STATED GOAL
Work through the data below and give the number of lines holding "into", nothing more.

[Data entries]
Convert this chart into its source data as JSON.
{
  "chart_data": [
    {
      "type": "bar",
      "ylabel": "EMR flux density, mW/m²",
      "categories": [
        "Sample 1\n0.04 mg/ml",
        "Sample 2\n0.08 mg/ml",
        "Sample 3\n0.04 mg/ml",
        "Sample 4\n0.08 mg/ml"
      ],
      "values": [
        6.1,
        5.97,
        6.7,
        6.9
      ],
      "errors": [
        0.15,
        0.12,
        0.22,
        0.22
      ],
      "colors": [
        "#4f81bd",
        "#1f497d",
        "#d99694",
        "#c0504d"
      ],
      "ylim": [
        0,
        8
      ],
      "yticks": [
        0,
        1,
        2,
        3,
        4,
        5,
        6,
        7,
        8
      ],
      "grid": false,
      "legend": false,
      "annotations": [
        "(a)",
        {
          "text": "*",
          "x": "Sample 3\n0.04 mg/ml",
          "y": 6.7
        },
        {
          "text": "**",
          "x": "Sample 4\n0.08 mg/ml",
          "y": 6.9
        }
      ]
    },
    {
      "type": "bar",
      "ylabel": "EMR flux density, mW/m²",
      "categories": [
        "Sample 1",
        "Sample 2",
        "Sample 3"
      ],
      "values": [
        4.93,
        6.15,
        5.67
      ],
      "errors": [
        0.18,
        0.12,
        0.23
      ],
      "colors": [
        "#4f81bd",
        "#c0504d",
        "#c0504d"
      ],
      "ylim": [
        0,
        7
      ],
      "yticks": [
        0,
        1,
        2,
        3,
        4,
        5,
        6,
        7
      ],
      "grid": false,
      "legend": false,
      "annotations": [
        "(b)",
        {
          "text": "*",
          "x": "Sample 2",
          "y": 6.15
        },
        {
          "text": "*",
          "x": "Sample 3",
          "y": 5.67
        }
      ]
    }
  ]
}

---

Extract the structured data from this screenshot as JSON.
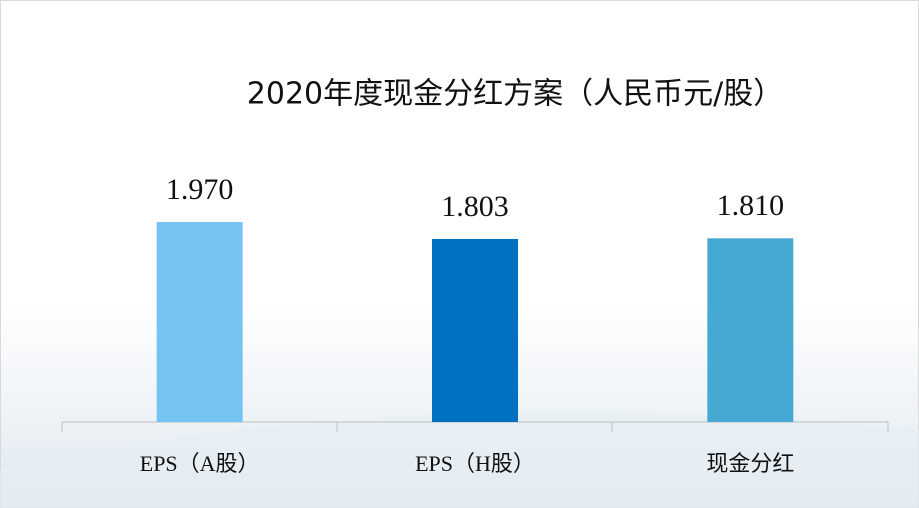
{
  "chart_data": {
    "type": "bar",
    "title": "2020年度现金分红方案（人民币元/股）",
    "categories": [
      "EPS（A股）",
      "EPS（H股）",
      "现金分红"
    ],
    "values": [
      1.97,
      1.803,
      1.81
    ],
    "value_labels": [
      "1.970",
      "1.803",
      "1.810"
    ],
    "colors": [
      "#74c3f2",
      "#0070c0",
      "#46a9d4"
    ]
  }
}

==

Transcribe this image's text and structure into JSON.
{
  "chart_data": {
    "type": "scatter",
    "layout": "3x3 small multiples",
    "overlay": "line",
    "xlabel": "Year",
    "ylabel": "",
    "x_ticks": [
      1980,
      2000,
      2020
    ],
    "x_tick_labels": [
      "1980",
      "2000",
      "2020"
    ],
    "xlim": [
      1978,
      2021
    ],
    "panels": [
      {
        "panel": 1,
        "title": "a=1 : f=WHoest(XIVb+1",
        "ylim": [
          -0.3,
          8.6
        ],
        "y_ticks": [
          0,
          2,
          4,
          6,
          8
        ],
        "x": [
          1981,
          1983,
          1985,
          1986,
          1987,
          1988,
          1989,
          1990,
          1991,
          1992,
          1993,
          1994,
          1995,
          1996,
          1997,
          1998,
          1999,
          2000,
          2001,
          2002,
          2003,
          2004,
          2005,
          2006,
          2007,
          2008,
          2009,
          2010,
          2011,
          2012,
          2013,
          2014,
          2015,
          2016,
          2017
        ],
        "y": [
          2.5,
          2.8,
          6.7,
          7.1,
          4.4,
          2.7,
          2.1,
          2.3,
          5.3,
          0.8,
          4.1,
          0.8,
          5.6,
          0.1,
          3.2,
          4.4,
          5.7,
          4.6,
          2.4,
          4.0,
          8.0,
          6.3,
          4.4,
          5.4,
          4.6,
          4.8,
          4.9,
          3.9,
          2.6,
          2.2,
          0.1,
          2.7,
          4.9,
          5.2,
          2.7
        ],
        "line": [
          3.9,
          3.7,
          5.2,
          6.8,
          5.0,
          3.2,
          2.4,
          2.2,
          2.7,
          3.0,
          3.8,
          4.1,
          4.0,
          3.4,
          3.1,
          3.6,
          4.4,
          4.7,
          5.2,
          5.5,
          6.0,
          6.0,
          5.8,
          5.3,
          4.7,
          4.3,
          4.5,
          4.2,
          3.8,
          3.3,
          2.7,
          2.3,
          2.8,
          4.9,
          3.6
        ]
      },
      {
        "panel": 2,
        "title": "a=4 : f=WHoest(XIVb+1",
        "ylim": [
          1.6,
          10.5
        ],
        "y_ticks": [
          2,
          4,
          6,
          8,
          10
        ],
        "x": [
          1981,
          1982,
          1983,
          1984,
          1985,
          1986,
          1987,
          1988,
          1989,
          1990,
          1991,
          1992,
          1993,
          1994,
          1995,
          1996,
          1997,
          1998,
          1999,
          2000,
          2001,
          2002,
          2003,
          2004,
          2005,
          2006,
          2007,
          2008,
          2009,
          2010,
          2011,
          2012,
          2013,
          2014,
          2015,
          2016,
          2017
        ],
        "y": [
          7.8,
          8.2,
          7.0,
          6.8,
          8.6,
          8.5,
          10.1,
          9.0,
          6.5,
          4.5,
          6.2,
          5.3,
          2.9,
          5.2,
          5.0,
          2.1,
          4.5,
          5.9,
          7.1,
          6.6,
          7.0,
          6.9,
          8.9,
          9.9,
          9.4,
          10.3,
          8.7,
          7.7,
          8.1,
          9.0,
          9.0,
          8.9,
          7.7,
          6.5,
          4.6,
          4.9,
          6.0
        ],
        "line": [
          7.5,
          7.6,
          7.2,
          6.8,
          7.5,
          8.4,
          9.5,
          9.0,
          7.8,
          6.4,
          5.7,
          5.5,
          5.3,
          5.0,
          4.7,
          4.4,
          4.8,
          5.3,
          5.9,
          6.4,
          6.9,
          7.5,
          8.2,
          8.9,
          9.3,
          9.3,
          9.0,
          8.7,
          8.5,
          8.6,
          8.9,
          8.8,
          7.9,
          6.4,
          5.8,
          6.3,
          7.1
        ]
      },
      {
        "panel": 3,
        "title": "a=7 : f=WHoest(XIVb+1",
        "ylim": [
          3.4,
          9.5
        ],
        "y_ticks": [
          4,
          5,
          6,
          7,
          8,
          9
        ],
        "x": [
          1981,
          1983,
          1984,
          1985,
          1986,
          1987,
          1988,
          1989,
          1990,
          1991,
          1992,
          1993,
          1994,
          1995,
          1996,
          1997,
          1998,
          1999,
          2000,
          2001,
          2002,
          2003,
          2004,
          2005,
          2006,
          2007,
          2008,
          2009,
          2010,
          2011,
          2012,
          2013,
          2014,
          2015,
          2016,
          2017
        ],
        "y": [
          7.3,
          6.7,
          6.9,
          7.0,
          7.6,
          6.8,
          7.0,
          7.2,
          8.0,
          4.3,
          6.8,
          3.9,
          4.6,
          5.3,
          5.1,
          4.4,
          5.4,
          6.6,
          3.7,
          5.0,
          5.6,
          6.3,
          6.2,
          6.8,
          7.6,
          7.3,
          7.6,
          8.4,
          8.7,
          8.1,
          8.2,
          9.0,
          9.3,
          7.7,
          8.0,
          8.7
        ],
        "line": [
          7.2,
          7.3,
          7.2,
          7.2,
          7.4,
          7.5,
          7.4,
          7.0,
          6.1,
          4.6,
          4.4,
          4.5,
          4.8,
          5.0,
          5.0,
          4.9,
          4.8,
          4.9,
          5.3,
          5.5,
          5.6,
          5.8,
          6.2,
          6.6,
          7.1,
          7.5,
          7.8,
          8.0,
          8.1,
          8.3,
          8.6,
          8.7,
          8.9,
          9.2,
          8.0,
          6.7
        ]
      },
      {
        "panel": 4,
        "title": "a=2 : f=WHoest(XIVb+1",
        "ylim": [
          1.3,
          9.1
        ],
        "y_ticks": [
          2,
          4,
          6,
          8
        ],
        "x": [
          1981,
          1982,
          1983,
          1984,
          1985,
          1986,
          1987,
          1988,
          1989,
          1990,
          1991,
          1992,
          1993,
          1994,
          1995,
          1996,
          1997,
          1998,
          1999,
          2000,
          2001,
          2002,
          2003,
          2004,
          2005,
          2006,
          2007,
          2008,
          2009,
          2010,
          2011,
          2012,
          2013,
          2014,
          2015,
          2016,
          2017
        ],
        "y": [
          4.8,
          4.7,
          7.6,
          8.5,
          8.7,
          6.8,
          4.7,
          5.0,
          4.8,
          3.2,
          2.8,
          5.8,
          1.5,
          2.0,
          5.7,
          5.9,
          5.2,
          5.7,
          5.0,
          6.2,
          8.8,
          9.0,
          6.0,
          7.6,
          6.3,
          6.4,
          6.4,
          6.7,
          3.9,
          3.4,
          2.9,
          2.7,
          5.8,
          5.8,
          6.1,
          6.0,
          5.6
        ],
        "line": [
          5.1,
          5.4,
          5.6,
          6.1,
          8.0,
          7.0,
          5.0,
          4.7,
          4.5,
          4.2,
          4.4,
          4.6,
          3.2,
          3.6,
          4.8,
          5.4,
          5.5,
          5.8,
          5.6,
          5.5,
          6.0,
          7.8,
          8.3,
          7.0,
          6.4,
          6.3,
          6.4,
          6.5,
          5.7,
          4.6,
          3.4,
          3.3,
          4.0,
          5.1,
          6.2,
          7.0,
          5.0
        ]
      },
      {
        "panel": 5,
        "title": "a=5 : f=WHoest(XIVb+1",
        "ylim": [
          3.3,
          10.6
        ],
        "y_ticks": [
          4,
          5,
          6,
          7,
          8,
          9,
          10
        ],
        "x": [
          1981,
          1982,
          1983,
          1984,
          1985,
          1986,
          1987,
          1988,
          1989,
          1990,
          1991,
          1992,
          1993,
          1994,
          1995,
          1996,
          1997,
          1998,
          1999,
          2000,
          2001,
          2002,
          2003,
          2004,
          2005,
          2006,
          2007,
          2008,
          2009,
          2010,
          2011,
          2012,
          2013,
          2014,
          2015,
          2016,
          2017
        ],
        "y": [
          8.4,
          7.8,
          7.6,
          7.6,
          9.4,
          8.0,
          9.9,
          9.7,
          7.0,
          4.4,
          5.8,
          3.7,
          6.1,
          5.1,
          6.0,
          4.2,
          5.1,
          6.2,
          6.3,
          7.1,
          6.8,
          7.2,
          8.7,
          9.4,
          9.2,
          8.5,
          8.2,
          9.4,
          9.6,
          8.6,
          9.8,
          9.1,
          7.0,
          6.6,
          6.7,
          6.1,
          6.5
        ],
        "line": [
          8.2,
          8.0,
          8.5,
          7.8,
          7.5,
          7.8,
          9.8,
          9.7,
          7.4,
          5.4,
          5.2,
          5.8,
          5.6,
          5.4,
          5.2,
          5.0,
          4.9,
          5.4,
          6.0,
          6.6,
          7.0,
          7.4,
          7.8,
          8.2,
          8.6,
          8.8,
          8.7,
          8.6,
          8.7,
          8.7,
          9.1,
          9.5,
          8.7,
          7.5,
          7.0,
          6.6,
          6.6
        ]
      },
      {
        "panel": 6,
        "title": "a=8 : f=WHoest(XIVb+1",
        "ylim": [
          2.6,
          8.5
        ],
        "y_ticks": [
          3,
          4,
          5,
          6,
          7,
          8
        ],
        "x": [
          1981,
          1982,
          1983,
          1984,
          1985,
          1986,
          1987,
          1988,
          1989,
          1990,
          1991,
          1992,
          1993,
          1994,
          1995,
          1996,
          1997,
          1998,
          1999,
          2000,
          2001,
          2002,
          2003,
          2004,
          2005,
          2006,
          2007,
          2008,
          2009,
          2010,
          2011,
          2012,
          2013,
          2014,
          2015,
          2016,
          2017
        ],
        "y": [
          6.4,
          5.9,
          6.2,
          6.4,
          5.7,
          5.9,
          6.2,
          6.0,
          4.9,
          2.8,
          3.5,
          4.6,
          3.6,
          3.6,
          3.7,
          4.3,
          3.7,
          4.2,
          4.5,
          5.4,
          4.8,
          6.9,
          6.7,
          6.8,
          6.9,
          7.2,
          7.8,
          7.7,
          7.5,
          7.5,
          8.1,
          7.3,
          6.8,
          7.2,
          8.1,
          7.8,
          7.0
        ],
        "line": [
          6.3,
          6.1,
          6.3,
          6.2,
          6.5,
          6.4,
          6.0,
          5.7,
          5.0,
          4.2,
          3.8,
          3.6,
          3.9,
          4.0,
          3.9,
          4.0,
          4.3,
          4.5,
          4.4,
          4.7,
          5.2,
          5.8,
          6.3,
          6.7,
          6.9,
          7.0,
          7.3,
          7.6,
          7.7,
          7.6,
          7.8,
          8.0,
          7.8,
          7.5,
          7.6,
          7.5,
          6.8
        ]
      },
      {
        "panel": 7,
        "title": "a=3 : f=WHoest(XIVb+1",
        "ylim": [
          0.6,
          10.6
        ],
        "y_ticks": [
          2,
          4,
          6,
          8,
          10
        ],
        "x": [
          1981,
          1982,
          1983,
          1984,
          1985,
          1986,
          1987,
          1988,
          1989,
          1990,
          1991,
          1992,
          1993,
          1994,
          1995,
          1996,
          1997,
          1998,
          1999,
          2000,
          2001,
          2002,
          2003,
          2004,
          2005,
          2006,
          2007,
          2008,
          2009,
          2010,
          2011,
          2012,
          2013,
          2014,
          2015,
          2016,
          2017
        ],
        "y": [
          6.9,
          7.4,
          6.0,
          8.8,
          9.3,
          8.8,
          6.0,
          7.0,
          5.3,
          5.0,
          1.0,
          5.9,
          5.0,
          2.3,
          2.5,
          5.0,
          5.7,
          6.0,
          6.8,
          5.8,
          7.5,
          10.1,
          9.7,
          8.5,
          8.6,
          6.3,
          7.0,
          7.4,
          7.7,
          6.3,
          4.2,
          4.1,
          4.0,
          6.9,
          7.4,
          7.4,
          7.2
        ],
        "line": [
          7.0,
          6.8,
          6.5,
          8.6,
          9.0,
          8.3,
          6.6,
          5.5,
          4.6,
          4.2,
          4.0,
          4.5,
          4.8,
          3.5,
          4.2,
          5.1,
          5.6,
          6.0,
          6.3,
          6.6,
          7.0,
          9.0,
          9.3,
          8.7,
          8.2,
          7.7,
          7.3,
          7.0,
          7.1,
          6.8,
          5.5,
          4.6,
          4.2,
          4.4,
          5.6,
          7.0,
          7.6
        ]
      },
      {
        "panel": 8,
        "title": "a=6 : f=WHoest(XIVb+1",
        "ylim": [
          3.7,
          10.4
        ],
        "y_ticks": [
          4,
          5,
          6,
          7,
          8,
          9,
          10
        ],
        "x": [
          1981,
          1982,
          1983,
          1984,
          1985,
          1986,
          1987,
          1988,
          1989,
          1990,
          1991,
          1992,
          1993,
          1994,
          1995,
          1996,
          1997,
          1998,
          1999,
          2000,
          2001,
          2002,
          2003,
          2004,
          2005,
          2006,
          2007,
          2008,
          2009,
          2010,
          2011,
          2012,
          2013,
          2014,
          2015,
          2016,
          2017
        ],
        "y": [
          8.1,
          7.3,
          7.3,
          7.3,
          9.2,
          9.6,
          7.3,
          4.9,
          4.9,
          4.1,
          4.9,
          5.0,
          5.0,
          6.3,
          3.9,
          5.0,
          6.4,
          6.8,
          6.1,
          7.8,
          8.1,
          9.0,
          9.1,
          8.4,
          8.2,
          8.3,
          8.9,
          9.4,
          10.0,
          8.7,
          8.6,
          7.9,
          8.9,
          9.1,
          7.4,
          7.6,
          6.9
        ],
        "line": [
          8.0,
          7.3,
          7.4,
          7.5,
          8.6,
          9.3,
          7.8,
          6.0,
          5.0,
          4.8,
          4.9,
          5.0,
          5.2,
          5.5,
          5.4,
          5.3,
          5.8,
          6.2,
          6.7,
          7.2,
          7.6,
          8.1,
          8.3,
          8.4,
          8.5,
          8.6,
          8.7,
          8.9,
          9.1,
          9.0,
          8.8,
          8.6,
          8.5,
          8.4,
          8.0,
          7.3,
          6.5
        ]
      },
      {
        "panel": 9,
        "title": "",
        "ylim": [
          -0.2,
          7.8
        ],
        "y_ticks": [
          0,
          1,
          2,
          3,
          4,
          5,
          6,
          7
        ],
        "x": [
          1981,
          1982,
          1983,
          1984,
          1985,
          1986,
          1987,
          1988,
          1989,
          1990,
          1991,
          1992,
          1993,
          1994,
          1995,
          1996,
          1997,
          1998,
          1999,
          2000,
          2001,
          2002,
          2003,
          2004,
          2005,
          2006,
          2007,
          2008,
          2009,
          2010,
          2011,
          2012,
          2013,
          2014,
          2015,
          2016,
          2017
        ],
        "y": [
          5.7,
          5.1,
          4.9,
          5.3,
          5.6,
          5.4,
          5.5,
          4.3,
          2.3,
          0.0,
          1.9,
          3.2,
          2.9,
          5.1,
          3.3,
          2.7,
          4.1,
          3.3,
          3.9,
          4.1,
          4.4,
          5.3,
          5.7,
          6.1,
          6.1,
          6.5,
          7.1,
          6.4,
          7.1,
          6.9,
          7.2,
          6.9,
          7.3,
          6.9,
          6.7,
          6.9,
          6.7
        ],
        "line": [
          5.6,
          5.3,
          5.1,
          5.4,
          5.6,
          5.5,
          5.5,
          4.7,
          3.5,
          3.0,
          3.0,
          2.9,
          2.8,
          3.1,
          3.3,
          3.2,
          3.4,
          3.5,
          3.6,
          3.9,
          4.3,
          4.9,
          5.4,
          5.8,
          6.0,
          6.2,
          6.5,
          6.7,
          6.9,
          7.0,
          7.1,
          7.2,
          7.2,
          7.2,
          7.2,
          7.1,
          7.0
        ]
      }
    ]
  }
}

RESULT OF THE EXERCISE
2